--- start of ENTRIES SUPPLIED ---

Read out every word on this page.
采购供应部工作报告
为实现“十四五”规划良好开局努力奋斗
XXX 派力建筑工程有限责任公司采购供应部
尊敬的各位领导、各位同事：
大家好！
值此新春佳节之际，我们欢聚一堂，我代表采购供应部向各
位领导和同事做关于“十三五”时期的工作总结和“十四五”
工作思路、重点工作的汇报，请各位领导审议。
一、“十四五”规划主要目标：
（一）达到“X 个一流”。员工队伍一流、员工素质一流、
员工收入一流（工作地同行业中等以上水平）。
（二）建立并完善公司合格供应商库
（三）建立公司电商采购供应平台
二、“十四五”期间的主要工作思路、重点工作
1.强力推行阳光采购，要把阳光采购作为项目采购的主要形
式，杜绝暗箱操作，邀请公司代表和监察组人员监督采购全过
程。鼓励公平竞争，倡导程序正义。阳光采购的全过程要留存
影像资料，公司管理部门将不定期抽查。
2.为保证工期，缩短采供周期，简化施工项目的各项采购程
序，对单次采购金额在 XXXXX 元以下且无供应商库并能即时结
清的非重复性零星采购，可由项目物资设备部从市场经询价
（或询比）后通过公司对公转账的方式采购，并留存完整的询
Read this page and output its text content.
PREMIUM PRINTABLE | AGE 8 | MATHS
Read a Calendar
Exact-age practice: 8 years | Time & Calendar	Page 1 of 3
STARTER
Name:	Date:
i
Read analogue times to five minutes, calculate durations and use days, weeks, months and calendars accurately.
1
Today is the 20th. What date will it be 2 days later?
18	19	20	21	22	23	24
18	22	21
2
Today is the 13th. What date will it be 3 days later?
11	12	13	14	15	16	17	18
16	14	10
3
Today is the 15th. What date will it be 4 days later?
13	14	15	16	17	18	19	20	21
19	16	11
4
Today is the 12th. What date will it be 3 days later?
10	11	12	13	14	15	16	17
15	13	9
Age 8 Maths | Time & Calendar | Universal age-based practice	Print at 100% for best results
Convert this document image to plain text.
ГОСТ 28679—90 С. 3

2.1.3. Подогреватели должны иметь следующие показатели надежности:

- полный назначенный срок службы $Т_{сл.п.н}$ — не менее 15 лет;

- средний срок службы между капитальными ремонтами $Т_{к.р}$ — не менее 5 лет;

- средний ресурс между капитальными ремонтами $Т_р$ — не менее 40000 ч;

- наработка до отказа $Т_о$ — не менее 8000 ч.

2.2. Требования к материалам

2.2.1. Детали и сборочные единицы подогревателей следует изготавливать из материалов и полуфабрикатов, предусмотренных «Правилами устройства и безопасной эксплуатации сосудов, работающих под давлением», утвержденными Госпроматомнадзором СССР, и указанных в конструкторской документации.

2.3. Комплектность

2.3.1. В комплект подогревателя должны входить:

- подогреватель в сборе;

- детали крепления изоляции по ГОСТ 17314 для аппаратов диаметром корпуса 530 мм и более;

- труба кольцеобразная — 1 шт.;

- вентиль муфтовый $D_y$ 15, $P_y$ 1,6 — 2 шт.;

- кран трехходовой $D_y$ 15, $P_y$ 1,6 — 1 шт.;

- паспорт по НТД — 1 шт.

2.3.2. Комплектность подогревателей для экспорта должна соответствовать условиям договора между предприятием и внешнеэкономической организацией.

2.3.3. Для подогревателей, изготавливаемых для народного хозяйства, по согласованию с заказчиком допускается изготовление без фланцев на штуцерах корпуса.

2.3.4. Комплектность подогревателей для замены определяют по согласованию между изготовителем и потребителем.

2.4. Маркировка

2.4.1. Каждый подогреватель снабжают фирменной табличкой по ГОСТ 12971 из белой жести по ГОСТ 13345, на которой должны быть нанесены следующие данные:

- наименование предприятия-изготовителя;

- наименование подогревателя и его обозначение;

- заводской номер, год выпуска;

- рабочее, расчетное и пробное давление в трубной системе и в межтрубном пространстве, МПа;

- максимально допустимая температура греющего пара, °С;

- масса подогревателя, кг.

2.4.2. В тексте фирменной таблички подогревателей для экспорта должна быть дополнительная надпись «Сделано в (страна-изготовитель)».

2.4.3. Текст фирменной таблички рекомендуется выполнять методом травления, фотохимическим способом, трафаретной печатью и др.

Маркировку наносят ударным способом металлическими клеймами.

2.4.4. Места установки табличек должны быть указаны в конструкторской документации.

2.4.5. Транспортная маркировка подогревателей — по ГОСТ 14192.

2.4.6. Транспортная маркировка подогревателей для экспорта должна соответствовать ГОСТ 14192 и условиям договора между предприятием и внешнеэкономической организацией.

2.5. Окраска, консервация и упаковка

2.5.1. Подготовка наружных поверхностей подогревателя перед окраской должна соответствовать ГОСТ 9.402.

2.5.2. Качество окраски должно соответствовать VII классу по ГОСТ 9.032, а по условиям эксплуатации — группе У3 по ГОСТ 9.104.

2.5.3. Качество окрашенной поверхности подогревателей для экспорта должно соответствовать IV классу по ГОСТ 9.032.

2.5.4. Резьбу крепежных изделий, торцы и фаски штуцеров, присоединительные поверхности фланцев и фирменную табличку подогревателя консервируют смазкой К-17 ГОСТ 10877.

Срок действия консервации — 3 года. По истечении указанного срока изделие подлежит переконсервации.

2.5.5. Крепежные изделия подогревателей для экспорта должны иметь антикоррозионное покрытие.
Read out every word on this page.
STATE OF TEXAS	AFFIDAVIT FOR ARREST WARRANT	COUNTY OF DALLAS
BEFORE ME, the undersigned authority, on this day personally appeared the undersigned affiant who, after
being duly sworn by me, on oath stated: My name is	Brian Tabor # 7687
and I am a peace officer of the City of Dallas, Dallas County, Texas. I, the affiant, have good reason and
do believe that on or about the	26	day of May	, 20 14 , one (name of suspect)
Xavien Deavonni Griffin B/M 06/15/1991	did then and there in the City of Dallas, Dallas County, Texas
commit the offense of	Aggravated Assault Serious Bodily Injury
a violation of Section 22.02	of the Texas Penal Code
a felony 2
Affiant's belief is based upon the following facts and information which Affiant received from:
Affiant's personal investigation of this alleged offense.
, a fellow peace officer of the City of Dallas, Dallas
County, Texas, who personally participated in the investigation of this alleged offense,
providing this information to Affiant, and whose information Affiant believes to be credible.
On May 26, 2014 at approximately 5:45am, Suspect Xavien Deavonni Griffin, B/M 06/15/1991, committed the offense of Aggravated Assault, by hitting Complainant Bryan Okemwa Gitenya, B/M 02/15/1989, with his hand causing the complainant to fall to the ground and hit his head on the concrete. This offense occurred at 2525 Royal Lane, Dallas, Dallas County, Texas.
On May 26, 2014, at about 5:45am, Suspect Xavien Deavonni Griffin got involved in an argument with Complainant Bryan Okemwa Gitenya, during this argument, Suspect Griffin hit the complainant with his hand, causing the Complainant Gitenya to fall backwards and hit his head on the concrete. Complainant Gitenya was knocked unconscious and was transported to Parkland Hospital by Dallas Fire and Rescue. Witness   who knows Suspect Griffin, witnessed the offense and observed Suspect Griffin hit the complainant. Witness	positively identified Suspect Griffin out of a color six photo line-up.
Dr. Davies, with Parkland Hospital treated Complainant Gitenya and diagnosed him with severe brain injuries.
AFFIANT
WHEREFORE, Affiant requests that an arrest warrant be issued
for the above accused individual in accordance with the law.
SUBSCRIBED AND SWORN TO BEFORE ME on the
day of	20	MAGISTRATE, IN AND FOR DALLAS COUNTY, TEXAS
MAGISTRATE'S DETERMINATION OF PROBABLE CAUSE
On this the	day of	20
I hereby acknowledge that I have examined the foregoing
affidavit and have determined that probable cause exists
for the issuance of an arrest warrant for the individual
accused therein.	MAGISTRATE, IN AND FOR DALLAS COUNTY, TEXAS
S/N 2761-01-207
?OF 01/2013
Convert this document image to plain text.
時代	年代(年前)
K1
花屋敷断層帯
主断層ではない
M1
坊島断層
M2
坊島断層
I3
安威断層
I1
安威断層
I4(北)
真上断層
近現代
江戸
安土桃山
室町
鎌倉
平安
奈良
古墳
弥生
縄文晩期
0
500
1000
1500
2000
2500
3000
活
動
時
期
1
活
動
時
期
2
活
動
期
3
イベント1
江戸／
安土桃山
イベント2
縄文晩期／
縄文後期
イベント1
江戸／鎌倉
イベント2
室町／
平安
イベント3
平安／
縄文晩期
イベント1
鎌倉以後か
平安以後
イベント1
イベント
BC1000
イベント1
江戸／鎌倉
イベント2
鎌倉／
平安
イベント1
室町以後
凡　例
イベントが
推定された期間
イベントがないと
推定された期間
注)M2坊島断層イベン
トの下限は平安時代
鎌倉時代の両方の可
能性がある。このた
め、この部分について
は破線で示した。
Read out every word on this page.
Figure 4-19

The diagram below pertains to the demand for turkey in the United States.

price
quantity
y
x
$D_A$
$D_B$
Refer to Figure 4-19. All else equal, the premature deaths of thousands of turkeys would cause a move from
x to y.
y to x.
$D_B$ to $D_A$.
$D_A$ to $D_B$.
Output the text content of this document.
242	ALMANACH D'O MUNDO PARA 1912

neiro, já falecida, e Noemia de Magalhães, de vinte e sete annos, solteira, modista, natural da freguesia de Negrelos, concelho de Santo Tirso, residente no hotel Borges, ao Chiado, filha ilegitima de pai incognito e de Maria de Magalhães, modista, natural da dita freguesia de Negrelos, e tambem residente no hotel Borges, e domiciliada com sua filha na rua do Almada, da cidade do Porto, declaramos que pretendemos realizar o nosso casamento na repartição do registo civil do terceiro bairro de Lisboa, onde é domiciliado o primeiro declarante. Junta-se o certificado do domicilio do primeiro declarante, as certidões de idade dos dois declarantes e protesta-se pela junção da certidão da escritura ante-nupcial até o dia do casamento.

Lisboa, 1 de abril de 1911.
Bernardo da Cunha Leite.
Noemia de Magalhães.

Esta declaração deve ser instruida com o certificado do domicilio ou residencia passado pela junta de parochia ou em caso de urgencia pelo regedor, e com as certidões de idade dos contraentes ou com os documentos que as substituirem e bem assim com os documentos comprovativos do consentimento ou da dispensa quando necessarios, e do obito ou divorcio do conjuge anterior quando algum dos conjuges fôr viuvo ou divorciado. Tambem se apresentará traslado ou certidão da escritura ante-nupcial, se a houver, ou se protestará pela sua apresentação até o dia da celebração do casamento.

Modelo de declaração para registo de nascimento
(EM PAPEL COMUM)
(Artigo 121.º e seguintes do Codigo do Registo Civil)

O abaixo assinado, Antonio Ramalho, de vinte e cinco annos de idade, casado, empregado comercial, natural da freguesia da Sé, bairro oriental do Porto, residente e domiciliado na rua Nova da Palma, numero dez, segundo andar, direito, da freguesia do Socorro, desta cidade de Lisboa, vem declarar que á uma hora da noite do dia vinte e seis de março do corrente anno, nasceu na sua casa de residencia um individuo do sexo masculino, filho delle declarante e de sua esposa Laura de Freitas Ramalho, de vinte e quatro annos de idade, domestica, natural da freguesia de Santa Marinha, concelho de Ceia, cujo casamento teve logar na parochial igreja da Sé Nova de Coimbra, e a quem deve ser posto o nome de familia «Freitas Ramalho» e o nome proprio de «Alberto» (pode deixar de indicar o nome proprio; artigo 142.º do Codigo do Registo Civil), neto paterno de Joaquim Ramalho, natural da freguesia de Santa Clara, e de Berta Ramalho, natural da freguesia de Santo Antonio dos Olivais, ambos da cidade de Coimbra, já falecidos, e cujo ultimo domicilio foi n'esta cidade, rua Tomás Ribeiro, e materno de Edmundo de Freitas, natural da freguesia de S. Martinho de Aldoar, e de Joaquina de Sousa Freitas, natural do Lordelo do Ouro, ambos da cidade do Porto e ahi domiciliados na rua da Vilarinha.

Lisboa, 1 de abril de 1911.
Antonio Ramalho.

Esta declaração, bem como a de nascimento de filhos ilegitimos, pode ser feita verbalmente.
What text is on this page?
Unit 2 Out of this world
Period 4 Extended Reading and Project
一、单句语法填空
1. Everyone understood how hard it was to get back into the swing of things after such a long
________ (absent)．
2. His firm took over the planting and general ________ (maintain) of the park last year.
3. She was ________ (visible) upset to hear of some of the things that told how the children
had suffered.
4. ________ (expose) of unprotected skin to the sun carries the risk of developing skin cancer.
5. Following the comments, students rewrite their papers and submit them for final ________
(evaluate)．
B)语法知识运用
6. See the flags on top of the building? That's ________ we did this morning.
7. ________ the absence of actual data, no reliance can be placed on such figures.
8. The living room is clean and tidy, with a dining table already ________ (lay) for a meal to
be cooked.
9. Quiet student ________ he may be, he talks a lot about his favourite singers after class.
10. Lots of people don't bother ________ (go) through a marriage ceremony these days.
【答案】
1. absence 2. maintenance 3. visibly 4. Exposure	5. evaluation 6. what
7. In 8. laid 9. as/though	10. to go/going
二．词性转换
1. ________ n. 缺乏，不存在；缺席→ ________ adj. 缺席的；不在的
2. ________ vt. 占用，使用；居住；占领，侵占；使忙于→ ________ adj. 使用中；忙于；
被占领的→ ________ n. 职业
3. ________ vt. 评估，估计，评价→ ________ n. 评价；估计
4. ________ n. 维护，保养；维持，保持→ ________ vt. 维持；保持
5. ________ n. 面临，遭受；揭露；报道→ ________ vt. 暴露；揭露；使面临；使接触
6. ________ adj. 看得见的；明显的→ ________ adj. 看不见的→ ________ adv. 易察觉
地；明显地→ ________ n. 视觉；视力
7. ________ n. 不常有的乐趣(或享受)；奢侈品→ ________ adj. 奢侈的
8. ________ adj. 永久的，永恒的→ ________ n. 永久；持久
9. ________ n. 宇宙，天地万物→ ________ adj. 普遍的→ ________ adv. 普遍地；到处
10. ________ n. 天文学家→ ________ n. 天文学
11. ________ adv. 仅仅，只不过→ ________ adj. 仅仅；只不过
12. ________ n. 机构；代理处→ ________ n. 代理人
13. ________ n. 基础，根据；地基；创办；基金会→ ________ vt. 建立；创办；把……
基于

--- end of ENTRIES SUPPLIED ---

THE PROBLEM: Collect the complete line wherever the string "должны" appears in the records.

EXPECTED OUTPUT:
2.1.3. Подогреватели должны иметь следующие показатели надежности:
2.3.1. В комплект подогревателя должны входить:
2.4.1. Каждый подогреватель снабжают фирменной табличкой по ГОСТ 12971 из белой жести по ГОСТ 13345, на которой должны быть нанесены следующие данные:
2.4.4. Места установки табличек должны быть указаны в конструкторской документации.
2.5.5. Крепежные изделия подогревателей для экспорта должны иметь антикоррозионное покрытие.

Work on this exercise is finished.